>> begin Available data

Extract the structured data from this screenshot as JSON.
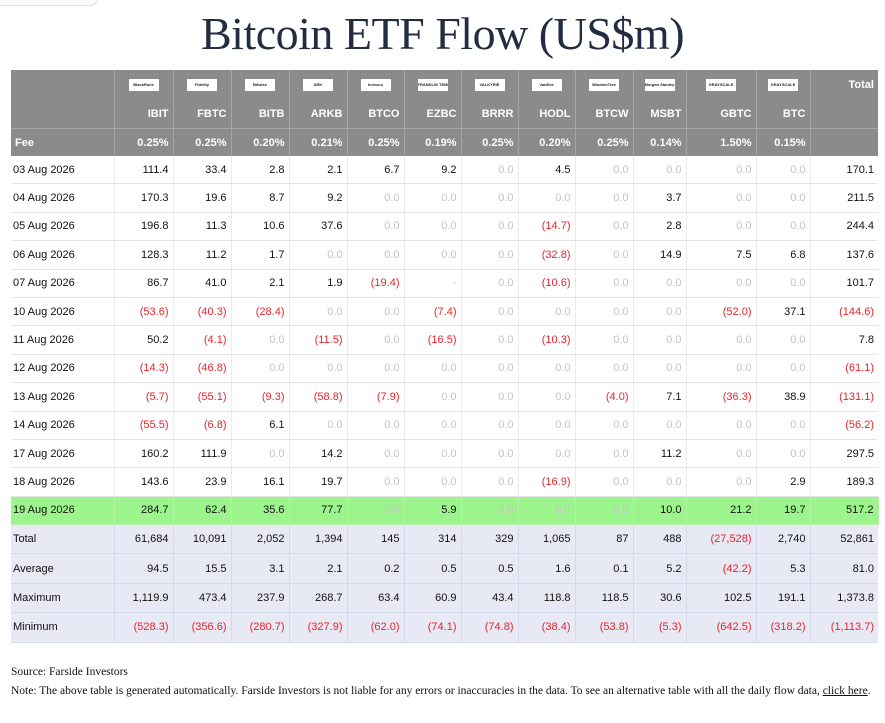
{
  "title": "Bitcoin ETF Flow (US$m)",
  "header": {
    "total_label": "Total",
    "fee_label": "Fee",
    "issuers": [
      "BlackRock",
      "Fidelity",
      "Bitwise",
      "ARK",
      "Invesco",
      "FRANKLIN TEMPLETON",
      "VALKYRIE",
      "VanEck",
      "WisdomTree",
      "Morgan Stanley",
      "GRAYSCALE",
      "GRAYSCALE"
    ],
    "tickers": [
      "IBIT",
      "FBTC",
      "BITB",
      "ARKB",
      "BTCO",
      "EZBC",
      "BRRR",
      "HODL",
      "BTCW",
      "MSBT",
      "GBTC",
      "BTC"
    ],
    "fees": [
      "0.25%",
      "0.25%",
      "0.20%",
      "0.21%",
      "0.25%",
      "0.19%",
      "0.25%",
      "0.20%",
      "0.25%",
      "0.14%",
      "1.50%",
      "0.15%"
    ]
  },
  "rows": [
    {
      "date": "03 Aug 2026",
      "values": [
        "111.4",
        "33.4",
        "2.8",
        "2.1",
        "6.7",
        "9.2",
        "0.0",
        "4.5",
        "0.0",
        "0.0",
        "0.0",
        "0.0"
      ],
      "total": "170.1"
    },
    {
      "date": "04 Aug 2026",
      "values": [
        "170.3",
        "19.6",
        "8.7",
        "9.2",
        "0.0",
        "0.0",
        "0.0",
        "0.0",
        "0.0",
        "3.7",
        "0.0",
        "0.0"
      ],
      "total": "211.5"
    },
    {
      "date": "05 Aug 2026",
      "values": [
        "196.8",
        "11.3",
        "10.6",
        "37.6",
        "0.0",
        "0.0",
        "0.0",
        "(14.7)",
        "0.0",
        "2.8",
        "0.0",
        "0.0"
      ],
      "total": "244.4"
    },
    {
      "date": "06 Aug 2026",
      "values": [
        "128.3",
        "11.2",
        "1.7",
        "0.0",
        "0.0",
        "0.0",
        "0.0",
        "(32.8)",
        "0.0",
        "14.9",
        "7.5",
        "6.8"
      ],
      "total": "137.6"
    },
    {
      "date": "07 Aug 2026",
      "values": [
        "86.7",
        "41.0",
        "2.1",
        "1.9",
        "(19.4)",
        "-",
        "0.0",
        "(10.6)",
        "0.0",
        "0.0",
        "0.0",
        "0.0"
      ],
      "total": "101.7"
    },
    {
      "date": "10 Aug 2026",
      "values": [
        "(53.6)",
        "(40.3)",
        "(28.4)",
        "0.0",
        "0.0",
        "(7.4)",
        "0.0",
        "0.0",
        "0.0",
        "0.0",
        "(52.0)",
        "37.1"
      ],
      "total": "(144.6)"
    },
    {
      "date": "11 Aug 2026",
      "values": [
        "50.2",
        "(4.1)",
        "0.0",
        "(11.5)",
        "0.0",
        "(16.5)",
        "0.0",
        "(10.3)",
        "0.0",
        "0.0",
        "0.0",
        "0.0"
      ],
      "total": "7.8"
    },
    {
      "date": "12 Aug 2026",
      "values": [
        "(14.3)",
        "(46.8)",
        "0.0",
        "0.0",
        "0.0",
        "0.0",
        "0.0",
        "0.0",
        "0.0",
        "0.0",
        "0.0",
        "0.0"
      ],
      "total": "(61.1)"
    },
    {
      "date": "13 Aug 2026",
      "values": [
        "(5.7)",
        "(55.1)",
        "(9.3)",
        "(58.8)",
        "(7.9)",
        "0.0",
        "0.0",
        "0.0",
        "(4.0)",
        "7.1",
        "(36.3)",
        "38.9"
      ],
      "total": "(131.1)"
    },
    {
      "date": "14 Aug 2026",
      "values": [
        "(55.5)",
        "(6.8)",
        "6.1",
        "0.0",
        "0.0",
        "0.0",
        "0.0",
        "0.0",
        "0.0",
        "0.0",
        "0.0",
        "0.0"
      ],
      "total": "(56.2)"
    },
    {
      "date": "17 Aug 2026",
      "values": [
        "160.2",
        "111.9",
        "0.0",
        "14.2",
        "0.0",
        "0.0",
        "0.0",
        "0.0",
        "0.0",
        "11.2",
        "0.0",
        "0.0"
      ],
      "total": "297.5"
    },
    {
      "date": "18 Aug 2026",
      "values": [
        "143.6",
        "23.9",
        "16.1",
        "19.7",
        "0.0",
        "0.0",
        "0.0",
        "(16.9)",
        "0.0",
        "0.0",
        "0.0",
        "2.9"
      ],
      "total": "189.3"
    },
    {
      "date": "19 Aug 2026",
      "values": [
        "284.7",
        "62.4",
        "35.6",
        "77.7",
        "0.0",
        "5.9",
        "0.0",
        "0.0",
        "0.0",
        "10.0",
        "21.2",
        "19.7"
      ],
      "total": "517.2"
    }
  ],
  "highlight_row": 12,
  "stats": [
    {
      "label": "Total",
      "values": [
        "61,684",
        "10,091",
        "2,052",
        "1,394",
        "145",
        "314",
        "329",
        "1,065",
        "87",
        "488",
        "(27,528)",
        "2,740"
      ],
      "total": "52,861"
    },
    {
      "label": "Average",
      "values": [
        "94.5",
        "15.5",
        "3.1",
        "2.1",
        "0.2",
        "0.5",
        "0.5",
        "1.6",
        "0.1",
        "5.2",
        "(42.2)",
        "5.3"
      ],
      "total": "81.0"
    },
    {
      "label": "Maximum",
      "values": [
        "1,119.9",
        "473.4",
        "237.9",
        "268.7",
        "63.4",
        "60.9",
        "43.4",
        "118.8",
        "118.5",
        "30.6",
        "102.5",
        "191.1"
      ],
      "total": "1,373.8"
    },
    {
      "label": "Minimum",
      "values": [
        "(528.3)",
        "(356.6)",
        "(280.7)",
        "(327.9)",
        "(62.0)",
        "(74.1)",
        "(74.8)",
        "(38.4)",
        "(53.8)",
        "(5.3)",
        "(642.5)",
        "(318.2)"
      ],
      "total": "(1,113.7)"
    }
  ],
  "colors": {
    "header_bg": "#8b8b8b",
    "negative": "#e8242a",
    "zero": "#c4c4c4",
    "highlight": "#9cf58c",
    "stats_bg": "#e7e9f5"
  },
  "footer": {
    "source": "Source: Farside Investors",
    "note": "Note: The above table is generated automatically. Farside Investors is not liable for any errors or inaccuracies in the data. To see an alternative table with all the daily flow data, ",
    "link_text": "click here",
    "note_end": "."
  }
}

>> end Available data

*Task instructions*:
Repeat every record above exactly, but leave out any pictures.

*Finished task*:
Extract the structured data from this screenshot as JSON.
{
  "title": "Bitcoin ETF Flow (US$m)",
  "header": {
    "total_label": "Total",
    "fee_label": "Fee",
    "issuers": [
      "BlackRock",
      "Fidelity",
      "Bitwise",
      "ARK",
      "Invesco",
      "FRANKLIN TEMPLETON",
      "VALKYRIE",
      "VanEck",
      "WisdomTree",
      "Morgan Stanley",
      "GRAYSCALE",
      "GRAYSCALE"
    ],
    "tickers": [
      "IBIT",
      "FBTC",
      "BITB",
      "ARKB",
      "BTCO",
      "EZBC",
      "BRRR",
      "HODL",
      "BTCW",
      "MSBT",
      "GBTC",
      "BTC"
    ],
    "fees": [
      "0.25%",
      "0.25%",
      "0.20%",
      "0.21%",
      "0.25%",
      "0.19%",
      "0.25%",
      "0.20%",
      "0.25%",
      "0.14%",
      "1.50%",
      "0.15%"
    ]
  },
  "rows": [
    {
      "date": "03 Aug 2026",
      "values": [
        "111.4",
        "33.4",
        "2.8",
        "2.1",
        "6.7",
        "9.2",
        "0.0",
        "4.5",
        "0.0",
        "0.0",
        "0.0",
        "0.0"
      ],
      "total": "170.1"
    },
    {
      "date": "04 Aug 2026",
      "values": [
        "170.3",
        "19.6",
        "8.7",
        "9.2",
        "0.0",
        "0.0",
        "0.0",
        "0.0",
        "0.0",
        "3.7",
        "0.0",
        "0.0"
      ],
      "total": "211.5"
    },
    {
      "date": "05 Aug 2026",
      "values": [
        "196.8",
        "11.3",
        "10.6",
        "37.6",
        "0.0",
        "0.0",
        "0.0",
        "(14.7)",
        "0.0",
        "2.8",
        "0.0",
        "0.0"
      ],
      "total": "244.4"
    },
    {
      "date": "06 Aug 2026",
      "values": [
        "128.3",
        "11.2",
        "1.7",
        "0.0",
        "0.0",
        "0.0",
        "0.0",
        "(32.8)",
        "0.0",
        "14.9",
        "7.5",
        "6.8"
      ],
      "total": "137.6"
    },
    {
      "date": "07 Aug 2026",
      "values": [
        "86.7",
        "41.0",
        "2.1",
        "1.9",
        "(19.4)",
        "-",
        "0.0",
        "(10.6)",
        "0.0",
        "0.0",
        "0.0",
        "0.0"
      ],
      "total": "101.7"
    },
    {
      "date": "10 Aug 2026",
      "values": [
        "(53.6)",
        "(40.3)",
        "(28.4)",
        "0.0",
        "0.0",
        "(7.4)",
        "0.0",
        "0.0",
        "0.0",
        "0.0",
        "(52.0)",
        "37.1"
      ],
      "total": "(144.6)"
    },
    {
      "date": "11 Aug 2026",
      "values": [
        "50.2",
        "(4.1)",
        "0.0",
        "(11.5)",
        "0.0",
        "(16.5)",
        "0.0",
        "(10.3)",
        "0.0",
        "0.0",
        "0.0",
        "0.0"
      ],
      "total": "7.8"
    },
    {
      "date": "12 Aug 2026",
      "values": [
        "(14.3)",
        "(46.8)",
        "0.0",
        "0.0",
        "0.0",
        "0.0",
        "0.0",
        "0.0",
        "0.0",
        "0.0",
        "0.0",
        "0.0"
      ],
      "total": "(61.1)"
    },
    {
      "date": "13 Aug 2026",
      "values": [
        "(5.7)",
        "(55.1)",
        "(9.3)",
        "(58.8)",
        "(7.9)",
        "0.0",
        "0.0",
        "0.0",
        "(4.0)",
        "7.1",
        "(36.3)",
        "38.9"
      ],
      "total": "(131.1)"
    },
    {
      "date": "14 Aug 2026",
      "values": [
        "(55.5)",
        "(6.8)",
        "6.1",
        "0.0",
        "0.0",
        "0.0",
        "0.0",
        "0.0",
        "0.0",
        "0.0",
        "0.0",
        "0.0"
      ],
      "total": "(56.2)"
    },
    {
      "date": "17 Aug 2026",
      "values": [
        "160.2",
        "111.9",
        "0.0",
        "14.2",
        "0.0",
        "0.0",
        "0.0",
        "0.0",
        "0.0",
        "11.2",
        "0.0",
        "0.0"
      ],
      "total": "297.5"
    },
    {
      "date": "18 Aug 2026",
      "values": [
        "143.6",
        "23.9",
        "16.1",
        "19.7",
        "0.0",
        "0.0",
        "0.0",
        "(16.9)",
        "0.0",
        "0.0",
        "0.0",
        "2.9"
      ],
      "total": "189.3"
    },
    {
      "date": "19 Aug 2026",
      "values": [
        "284.7",
        "62.4",
        "35.6",
        "77.7",
        "0.0",
        "5.9",
        "0.0",
        "0.0",
        "0.0",
        "10.0",
        "21.2",
        "19.7"
      ],
      "total": "517.2"
    }
  ],
  "highlight_row": 12,
  "stats": [
    {
      "label": "Total",
      "values": [
        "61,684",
        "10,091",
        "2,052",
        "1,394",
        "145",
        "314",
        "329",
        "1,065",
        "87",
        "488",
        "(27,528)",
        "2,740"
      ],
      "total": "52,861"
    },
    {
      "label": "Average",
      "values": [
        "94.5",
        "15.5",
        "3.1",
        "2.1",
        "0.2",
        "0.5",
        "0.5",
        "1.6",
        "0.1",
        "5.2",
        "(42.2)",
        "5.3"
      ],
      "total": "81.0"
    },
    {
      "label": "Maximum",
      "values": [
        "1,119.9",
        "473.4",
        "237.9",
        "268.7",
        "63.4",
        "60.9",
        "43.4",
        "118.8",
        "118.5",
        "30.6",
        "102.5",
        "191.1"
      ],
      "total": "1,373.8"
    },
    {
      "label": "Minimum",
      "values": [
        "(528.3)",
        "(356.6)",
        "(280.7)",
        "(327.9)",
        "(62.0)",
        "(74.1)",
        "(74.8)",
        "(38.4)",
        "(53.8)",
        "(5.3)",
        "(642.5)",
        "(318.2)"
      ],
      "total": "(1,113.7)"
    }
  ],
  "colors": {
    "header_bg": "#8b8b8b",
    "negative": "#e8242a",
    "zero": "#c4c4c4",
    "highlight": "#9cf58c",
    "stats_bg": "#e7e9f5"
  },
  "footer": {
    "source": "Source: Farside Investors",
    "note": "Note: The above table is generated automatically. Farside Investors is not liable for any errors or inaccuracies in the data. To see an alternative table with all the daily flow data, ",
    "link_text": "click here",
    "note_end": "."
  }
}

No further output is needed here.